-- Start Data in this exercise --

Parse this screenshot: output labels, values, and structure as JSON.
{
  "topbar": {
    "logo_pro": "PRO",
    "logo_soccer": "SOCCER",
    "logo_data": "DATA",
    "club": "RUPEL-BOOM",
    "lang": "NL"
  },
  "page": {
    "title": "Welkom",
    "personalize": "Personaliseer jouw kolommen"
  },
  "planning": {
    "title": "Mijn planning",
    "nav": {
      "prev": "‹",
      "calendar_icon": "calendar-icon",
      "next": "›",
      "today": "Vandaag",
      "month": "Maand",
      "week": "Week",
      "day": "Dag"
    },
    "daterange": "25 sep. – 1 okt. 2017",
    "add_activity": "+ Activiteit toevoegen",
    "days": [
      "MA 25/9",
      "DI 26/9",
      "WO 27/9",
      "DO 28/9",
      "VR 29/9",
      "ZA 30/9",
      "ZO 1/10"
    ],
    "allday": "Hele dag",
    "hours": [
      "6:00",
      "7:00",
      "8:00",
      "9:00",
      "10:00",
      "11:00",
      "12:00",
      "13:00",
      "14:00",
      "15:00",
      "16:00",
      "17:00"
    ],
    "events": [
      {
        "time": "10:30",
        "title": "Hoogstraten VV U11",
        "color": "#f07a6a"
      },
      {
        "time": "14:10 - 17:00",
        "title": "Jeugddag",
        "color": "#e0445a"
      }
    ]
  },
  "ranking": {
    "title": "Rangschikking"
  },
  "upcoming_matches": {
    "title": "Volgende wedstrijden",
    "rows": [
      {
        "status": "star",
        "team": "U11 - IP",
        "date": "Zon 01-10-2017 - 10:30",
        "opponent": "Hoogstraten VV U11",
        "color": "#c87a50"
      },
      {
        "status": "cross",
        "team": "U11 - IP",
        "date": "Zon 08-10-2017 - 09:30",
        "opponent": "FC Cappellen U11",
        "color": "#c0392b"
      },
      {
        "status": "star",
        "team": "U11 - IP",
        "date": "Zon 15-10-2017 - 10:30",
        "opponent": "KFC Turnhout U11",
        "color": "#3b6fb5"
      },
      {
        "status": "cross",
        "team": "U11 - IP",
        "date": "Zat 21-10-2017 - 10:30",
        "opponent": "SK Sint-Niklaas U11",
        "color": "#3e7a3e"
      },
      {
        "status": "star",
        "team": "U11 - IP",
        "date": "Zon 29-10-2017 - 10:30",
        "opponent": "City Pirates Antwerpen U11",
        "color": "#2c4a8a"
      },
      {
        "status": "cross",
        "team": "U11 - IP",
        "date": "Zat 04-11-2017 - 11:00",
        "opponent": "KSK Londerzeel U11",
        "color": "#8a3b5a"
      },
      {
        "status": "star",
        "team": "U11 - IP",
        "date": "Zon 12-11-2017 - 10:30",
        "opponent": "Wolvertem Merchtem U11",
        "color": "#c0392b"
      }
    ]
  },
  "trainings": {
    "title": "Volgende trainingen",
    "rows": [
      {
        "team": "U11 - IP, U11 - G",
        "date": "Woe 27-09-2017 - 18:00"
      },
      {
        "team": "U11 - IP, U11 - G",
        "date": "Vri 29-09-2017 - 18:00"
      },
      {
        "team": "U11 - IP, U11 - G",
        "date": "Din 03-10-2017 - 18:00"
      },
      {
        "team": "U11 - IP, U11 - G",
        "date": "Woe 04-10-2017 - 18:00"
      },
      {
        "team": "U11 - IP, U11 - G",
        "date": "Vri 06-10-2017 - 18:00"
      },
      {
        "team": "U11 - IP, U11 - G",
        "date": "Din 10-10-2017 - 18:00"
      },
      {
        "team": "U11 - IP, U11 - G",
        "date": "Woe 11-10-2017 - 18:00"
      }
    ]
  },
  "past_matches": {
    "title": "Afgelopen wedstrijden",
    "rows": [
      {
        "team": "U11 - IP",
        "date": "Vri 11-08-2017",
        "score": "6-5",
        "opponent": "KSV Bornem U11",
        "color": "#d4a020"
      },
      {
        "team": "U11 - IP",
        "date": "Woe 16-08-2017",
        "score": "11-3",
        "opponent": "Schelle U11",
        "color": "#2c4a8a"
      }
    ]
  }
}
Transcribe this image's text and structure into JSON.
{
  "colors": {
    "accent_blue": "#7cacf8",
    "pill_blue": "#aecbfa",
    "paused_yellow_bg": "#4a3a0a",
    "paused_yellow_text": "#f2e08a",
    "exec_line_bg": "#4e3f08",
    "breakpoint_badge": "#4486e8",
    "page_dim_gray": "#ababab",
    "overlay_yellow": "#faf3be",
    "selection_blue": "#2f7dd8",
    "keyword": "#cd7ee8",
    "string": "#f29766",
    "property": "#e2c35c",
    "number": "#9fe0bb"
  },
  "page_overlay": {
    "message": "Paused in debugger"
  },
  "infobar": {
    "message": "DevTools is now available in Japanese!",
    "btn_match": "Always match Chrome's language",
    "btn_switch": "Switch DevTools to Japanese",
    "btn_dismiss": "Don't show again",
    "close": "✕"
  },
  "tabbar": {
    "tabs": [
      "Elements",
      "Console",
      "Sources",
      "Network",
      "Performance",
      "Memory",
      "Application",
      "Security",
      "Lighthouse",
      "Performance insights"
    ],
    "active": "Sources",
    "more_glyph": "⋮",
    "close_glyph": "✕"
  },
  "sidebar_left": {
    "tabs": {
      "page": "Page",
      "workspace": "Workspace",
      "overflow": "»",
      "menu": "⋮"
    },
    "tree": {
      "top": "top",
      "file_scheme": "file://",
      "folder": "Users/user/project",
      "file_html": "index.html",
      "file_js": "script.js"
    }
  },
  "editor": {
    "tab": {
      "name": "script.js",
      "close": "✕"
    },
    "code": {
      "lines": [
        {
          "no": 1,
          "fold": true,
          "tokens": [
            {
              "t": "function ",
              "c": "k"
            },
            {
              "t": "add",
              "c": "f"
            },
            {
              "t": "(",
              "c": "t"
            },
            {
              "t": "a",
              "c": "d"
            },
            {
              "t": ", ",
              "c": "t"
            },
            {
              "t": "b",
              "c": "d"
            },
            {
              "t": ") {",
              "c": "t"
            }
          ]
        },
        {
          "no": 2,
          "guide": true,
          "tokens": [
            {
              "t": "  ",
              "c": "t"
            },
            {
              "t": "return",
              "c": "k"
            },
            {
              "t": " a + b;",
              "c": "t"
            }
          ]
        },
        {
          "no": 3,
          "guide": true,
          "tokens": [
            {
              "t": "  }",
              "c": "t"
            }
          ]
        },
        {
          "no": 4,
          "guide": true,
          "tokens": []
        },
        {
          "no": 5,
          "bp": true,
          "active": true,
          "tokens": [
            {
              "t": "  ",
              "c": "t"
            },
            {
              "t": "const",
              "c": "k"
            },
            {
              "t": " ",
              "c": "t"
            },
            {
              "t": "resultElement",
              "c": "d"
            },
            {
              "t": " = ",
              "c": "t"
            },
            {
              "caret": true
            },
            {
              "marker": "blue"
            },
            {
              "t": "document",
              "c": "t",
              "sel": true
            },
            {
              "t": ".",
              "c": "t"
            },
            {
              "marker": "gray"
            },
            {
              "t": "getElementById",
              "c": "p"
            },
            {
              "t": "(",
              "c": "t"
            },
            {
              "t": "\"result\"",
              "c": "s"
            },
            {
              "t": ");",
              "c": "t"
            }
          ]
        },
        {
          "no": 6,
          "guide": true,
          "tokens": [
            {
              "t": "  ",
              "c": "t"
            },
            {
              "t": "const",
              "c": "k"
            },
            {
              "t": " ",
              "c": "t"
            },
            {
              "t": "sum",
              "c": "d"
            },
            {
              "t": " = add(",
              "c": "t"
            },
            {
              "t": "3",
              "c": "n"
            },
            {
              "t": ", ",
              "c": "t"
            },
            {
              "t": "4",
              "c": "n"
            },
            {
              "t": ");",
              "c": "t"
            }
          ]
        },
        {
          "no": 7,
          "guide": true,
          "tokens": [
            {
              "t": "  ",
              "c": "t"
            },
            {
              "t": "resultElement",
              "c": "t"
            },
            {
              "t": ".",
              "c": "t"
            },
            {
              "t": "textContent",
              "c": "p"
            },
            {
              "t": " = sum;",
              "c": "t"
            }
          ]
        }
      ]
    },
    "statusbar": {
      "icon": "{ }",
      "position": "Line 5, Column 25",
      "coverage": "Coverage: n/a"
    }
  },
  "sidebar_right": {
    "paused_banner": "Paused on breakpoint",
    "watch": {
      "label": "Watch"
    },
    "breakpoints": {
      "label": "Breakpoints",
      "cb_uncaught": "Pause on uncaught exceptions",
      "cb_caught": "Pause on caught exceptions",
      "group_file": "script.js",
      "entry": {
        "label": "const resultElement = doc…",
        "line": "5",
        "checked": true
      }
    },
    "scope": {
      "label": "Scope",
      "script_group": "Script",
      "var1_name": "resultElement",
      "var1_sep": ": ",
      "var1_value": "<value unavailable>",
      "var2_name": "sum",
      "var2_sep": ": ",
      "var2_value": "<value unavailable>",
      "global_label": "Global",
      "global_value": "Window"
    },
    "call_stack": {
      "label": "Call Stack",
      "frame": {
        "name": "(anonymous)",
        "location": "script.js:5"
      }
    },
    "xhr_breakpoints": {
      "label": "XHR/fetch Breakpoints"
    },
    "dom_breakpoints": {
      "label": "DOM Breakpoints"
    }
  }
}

-- End Data in this exercise --

(Objective) Report the number of lines in the listing above that include the word "JSON", and nothing else.

(Task output) 2